_PROBLEM STATEMENT_
The records below need retyping in full; give them again exactly.

((

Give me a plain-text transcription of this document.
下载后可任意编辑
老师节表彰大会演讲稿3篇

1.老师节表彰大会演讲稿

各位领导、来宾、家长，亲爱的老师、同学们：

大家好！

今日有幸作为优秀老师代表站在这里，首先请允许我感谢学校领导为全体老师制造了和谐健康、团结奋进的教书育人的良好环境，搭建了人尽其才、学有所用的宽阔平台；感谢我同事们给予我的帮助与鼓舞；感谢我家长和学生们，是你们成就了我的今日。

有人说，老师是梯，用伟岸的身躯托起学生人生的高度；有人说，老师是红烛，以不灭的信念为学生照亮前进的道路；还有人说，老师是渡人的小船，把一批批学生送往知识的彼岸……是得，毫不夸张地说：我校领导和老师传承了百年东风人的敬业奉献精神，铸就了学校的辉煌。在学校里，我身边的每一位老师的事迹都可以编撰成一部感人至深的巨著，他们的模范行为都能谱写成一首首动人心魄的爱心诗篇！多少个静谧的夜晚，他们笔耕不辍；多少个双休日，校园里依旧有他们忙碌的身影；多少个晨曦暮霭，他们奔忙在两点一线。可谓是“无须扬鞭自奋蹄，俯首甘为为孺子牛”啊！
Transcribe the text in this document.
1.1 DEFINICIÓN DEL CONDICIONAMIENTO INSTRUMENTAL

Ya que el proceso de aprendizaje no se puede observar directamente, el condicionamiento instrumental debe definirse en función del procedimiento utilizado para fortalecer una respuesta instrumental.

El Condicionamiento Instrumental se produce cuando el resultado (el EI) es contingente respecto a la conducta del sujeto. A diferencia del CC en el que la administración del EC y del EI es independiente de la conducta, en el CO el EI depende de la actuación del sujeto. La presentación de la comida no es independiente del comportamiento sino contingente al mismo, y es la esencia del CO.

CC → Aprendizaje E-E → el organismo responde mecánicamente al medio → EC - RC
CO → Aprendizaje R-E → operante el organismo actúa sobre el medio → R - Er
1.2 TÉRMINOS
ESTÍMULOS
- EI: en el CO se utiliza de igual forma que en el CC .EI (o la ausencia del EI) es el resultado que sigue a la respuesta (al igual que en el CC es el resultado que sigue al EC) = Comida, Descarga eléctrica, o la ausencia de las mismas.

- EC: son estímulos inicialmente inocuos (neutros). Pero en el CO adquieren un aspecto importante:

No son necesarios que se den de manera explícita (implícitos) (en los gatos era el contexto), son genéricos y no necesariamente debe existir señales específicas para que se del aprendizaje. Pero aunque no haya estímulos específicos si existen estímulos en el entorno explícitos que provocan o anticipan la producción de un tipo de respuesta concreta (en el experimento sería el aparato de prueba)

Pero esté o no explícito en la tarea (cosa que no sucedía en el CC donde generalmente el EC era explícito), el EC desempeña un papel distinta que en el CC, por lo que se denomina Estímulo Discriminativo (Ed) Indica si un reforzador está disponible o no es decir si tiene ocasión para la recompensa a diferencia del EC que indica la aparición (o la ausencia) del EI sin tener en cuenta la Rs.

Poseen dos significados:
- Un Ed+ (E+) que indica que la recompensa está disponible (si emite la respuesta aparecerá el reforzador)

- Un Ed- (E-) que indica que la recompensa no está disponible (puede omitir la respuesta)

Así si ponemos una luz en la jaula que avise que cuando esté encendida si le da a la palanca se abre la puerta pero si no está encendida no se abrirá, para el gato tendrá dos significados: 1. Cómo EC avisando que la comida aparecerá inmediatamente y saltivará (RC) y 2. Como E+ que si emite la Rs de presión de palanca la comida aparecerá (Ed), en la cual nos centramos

))

_SOLUTION TO THIS PROBLEM_
Give me a plain-text transcription of this document.
下载后可任意编辑
老师节表彰大会演讲稿3篇

1.老师节表彰大会演讲稿

各位领导、来宾、家长，亲爱的老师、同学们：

大家好！

今日有幸作为优秀老师代表站在这里，首先请允许我感谢学校领导为全体老师制造了和谐健康、团结奋进的教书育人的良好环境，搭建了人尽其才、学有所用的宽阔平台；感谢我同事们给予我的帮助与鼓舞；感谢我家长和学生们，是你们成就了我的今日。

有人说，老师是梯，用伟岸的身躯托起学生人生的高度；有人说，老师是红烛，以不灭的信念为学生照亮前进的道路；还有人说，老师是渡人的小船，把一批批学生送往知识的彼岸……是得，毫不夸张地说：我校领导和老师传承了百年东风人的敬业奉献精神，铸就了学校的辉煌。在学校里，我身边的每一位老师的事迹都可以编撰成一部感人至深的巨著，他们的模范行为都能谱写成一首首动人心魄的爱心诗篇！多少个静谧的夜晚，他们笔耕不辍；多少个双休日，校园里依旧有他们忙碌的身影；多少个晨曦暮霭，他们奔忙在两点一线。可谓是“无须扬鞭自奋蹄，俯首甘为为孺子牛”啊！
Transcribe the text in this document.
1.1 DEFINICIÓN DEL CONDICIONAMIENTO INSTRUMENTAL

Ya que el proceso de aprendizaje no se puede observar directamente, el condicionamiento instrumental debe definirse en función del procedimiento utilizado para fortalecer una respuesta instrumental.

El Condicionamiento Instrumental se produce cuando el resultado (el EI) es contingente respecto a la conducta del sujeto. A diferencia del CC en el que la administración del EC y del EI es independiente de la conducta, en el CO el EI depende de la actuación del sujeto. La presentación de la comida no es independiente del comportamiento sino contingente al mismo, y es la esencia del CO.

CC → Aprendizaje E-E → el organismo responde mecánicamente al medio → EC - RC
CO → Aprendizaje R-E → operante el organismo actúa sobre el medio → R - Er
1.2 TÉRMINOS
ESTÍMULOS
- EI: en el CO se utiliza de igual forma que en el CC .EI (o la ausencia del EI) es el resultado que sigue a la respuesta (al igual que en el CC es el resultado que sigue al EC) = Comida, Descarga eléctrica, o la ausencia de las mismas.

- EC: son estímulos inicialmente inocuos (neutros). Pero en el CO adquieren un aspecto importante:

No son necesarios que se den de manera explícita (implícitos) (en los gatos era el contexto), son genéricos y no necesariamente debe existir señales específicas para que se del aprendizaje. Pero aunque no haya estímulos específicos si existen estímulos en el entorno explícitos que provocan o anticipan la producción de un tipo de respuesta concreta (en el experimento sería el aparato de prueba)

Pero esté o no explícito en la tarea (cosa que no sucedía en el CC donde generalmente el EC era explícito), el EC desempeña un papel distinta que en el CC, por lo que se denomina Estímulo Discriminativo (Ed) Indica si un reforzador está disponible o no es decir si tiene ocasión para la recompensa a diferencia del EC que indica la aparición (o la ausencia) del EI sin tener en cuenta la Rs.

Poseen dos significados:
- Un Ed+ (E+) que indica que la recompensa está disponible (si emite la respuesta aparecerá el reforzador)

- Un Ed- (E-) que indica que la recompensa no está disponible (puede omitir la respuesta)

Así si ponemos una luz en la jaula que avise que cuando esté encendida si le da a la palanca se abre la puerta pero si no está encendida no se abrirá, para el gato tendrá dos significados: 1. Cómo EC avisando que la comida aparecerá inmediatamente y saltivará (RC) y 2. Como E+ que si emite la Rs de presión de palanca la comida aparecerá (Ed), en la cual nos centramos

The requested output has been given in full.